Your task:
Convert the lines below, from the line with "study-technique: 1st Gen. xyxy=(33,46,79,60)" up to and including the line with "study-ci: [-0.04; 0.18 xyxy=(410,127,471,142)", into a JSON list of strings with one string per line, skipping blank lines.

------------

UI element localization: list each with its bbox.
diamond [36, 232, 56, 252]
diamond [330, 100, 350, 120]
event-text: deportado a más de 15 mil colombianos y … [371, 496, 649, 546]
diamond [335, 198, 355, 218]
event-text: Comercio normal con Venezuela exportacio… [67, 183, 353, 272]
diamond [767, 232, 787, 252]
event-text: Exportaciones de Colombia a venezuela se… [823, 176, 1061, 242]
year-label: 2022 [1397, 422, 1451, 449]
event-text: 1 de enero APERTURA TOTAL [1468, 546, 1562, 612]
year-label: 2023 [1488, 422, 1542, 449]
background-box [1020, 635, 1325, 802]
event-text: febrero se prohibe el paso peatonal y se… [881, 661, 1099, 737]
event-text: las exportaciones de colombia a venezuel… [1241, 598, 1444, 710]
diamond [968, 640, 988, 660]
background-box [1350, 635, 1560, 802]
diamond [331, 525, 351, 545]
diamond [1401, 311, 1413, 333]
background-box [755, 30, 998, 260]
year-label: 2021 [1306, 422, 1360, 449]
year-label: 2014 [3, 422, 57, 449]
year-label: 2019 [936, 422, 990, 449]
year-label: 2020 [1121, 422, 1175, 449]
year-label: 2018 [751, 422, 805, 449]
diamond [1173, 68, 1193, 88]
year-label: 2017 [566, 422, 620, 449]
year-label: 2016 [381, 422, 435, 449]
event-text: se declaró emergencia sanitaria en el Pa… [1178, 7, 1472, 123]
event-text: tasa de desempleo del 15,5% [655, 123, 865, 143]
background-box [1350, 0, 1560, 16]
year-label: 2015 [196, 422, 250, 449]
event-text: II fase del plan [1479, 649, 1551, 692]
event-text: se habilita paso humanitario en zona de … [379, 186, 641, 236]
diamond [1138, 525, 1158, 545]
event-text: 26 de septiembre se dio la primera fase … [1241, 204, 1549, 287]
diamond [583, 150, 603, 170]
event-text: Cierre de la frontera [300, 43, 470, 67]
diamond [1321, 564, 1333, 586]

------------

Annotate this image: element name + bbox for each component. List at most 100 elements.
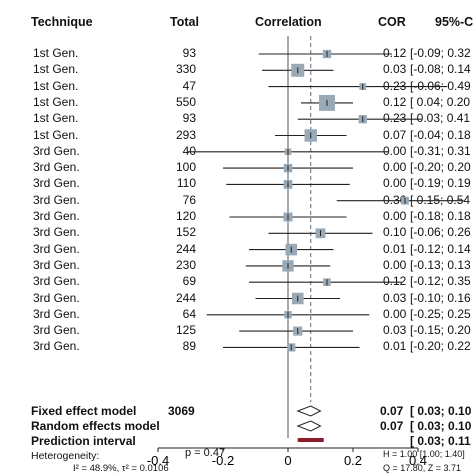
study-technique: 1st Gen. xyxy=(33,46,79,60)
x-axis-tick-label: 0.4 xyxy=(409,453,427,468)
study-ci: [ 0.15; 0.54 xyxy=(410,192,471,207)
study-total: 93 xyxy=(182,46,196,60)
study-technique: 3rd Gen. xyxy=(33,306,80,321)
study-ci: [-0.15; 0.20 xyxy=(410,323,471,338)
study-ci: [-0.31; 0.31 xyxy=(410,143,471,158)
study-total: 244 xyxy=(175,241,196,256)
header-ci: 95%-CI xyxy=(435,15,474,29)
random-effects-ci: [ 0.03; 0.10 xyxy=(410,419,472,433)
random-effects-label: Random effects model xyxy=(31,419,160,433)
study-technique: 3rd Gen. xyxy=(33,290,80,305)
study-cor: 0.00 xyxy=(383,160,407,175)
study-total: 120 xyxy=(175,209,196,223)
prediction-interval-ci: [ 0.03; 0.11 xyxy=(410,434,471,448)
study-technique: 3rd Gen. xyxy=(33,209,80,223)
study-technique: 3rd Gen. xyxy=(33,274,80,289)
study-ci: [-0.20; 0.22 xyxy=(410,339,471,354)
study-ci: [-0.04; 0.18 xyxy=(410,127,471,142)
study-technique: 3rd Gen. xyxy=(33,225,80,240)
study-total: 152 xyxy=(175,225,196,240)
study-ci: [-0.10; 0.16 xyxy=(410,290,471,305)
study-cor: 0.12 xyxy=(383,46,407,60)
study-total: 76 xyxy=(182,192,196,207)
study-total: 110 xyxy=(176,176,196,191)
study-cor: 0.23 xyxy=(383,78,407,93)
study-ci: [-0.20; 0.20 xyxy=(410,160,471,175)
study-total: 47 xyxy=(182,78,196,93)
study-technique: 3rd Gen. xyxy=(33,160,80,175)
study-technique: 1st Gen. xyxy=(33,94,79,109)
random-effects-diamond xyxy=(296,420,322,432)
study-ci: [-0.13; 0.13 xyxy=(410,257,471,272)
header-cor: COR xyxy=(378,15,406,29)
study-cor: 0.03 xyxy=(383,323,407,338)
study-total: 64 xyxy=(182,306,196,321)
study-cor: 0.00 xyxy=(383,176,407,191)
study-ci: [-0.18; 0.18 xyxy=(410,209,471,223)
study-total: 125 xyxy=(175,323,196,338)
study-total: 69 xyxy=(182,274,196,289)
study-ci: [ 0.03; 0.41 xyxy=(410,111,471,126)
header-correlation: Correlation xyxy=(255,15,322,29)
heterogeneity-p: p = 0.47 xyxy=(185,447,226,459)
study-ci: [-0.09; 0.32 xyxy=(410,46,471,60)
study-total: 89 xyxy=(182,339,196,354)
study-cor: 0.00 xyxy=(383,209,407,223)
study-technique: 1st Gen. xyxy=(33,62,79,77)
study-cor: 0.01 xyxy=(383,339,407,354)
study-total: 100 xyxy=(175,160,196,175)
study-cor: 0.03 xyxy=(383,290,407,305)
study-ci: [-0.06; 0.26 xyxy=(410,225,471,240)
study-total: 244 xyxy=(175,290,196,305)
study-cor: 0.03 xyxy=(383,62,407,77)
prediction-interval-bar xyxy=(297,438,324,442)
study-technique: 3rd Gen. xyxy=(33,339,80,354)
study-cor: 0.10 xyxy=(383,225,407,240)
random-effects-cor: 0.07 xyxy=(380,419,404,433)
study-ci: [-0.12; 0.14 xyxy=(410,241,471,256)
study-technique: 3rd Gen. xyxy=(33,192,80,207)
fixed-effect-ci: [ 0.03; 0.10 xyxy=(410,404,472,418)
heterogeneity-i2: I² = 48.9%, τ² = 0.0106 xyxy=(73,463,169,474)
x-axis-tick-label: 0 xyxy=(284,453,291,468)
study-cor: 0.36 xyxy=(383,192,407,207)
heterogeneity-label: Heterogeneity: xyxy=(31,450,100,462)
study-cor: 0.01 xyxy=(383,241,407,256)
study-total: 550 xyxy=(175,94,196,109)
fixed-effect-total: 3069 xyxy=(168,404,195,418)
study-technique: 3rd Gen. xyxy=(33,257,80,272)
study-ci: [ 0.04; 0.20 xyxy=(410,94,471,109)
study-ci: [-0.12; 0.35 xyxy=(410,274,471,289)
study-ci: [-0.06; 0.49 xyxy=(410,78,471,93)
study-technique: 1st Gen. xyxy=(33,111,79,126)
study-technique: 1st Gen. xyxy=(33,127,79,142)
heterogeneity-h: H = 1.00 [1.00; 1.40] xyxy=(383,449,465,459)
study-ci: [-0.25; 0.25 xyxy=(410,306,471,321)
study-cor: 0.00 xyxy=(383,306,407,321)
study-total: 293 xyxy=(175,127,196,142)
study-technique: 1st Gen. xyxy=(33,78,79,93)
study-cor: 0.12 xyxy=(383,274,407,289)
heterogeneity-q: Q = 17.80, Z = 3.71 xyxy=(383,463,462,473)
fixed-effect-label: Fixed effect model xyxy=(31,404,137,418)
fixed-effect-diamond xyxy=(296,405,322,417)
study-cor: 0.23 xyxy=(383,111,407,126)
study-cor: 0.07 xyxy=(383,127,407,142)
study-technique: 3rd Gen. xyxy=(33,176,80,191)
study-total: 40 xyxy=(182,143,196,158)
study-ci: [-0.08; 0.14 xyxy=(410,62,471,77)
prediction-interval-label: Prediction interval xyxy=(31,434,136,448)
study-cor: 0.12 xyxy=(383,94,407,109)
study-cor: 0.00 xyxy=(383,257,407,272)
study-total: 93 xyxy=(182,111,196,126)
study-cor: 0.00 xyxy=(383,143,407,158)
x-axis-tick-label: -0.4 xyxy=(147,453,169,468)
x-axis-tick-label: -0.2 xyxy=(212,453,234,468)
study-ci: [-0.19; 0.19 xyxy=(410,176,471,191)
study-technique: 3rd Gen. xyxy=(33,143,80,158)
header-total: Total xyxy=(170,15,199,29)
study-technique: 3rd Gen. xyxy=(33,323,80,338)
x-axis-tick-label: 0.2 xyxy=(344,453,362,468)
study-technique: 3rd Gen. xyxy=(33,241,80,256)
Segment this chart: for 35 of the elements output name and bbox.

------------

Complete response:
[
  "study-technique: 1st Gen. xyxy=(33,46,79,60)",
  "x-axis-tick-label: 0.4 xyxy=(409,453,427,468)",
  "study-ci: [ 0.15; 0.54 xyxy=(410,192,471,207)",
  "study-total: 93 xyxy=(182,46,196,60)",
  "study-technique: 3rd Gen. xyxy=(33,306,80,321)",
  "study-ci: [-0.15; 0.20 xyxy=(410,323,471,338)",
  "study-ci: [-0.31; 0.31 xyxy=(410,143,471,158)",
  "study-total: 244 xyxy=(175,241,196,256)",
  "header-ci: 95%-CI xyxy=(435,15,474,29)",
  "random-effects-ci: [ 0.03; 0.10 xyxy=(410,419,472,433)",
  "random-effects-label: Random effects model xyxy=(31,419,160,433)",
  "study-technique: 3rd Gen. xyxy=(33,290,80,305)",
  "study-cor: 0.00 xyxy=(383,160,407,175)",
  "study-total: 120 xyxy=(175,209,196,223)",
  "prediction-interval-ci: [ 0.03; 0.11 xyxy=(410,434,471,448)",
  "study-technique: 3rd Gen. xyxy=(33,209,80,223)",
  "study-technique: 3rd Gen. xyxy=(33,274,80,289)",
  "study-ci: [-0.20; 0.22 xyxy=(410,339,471,354)",
  "study-ci: [-0.04; 0.18 xyxy=(410,127,471,142)"
]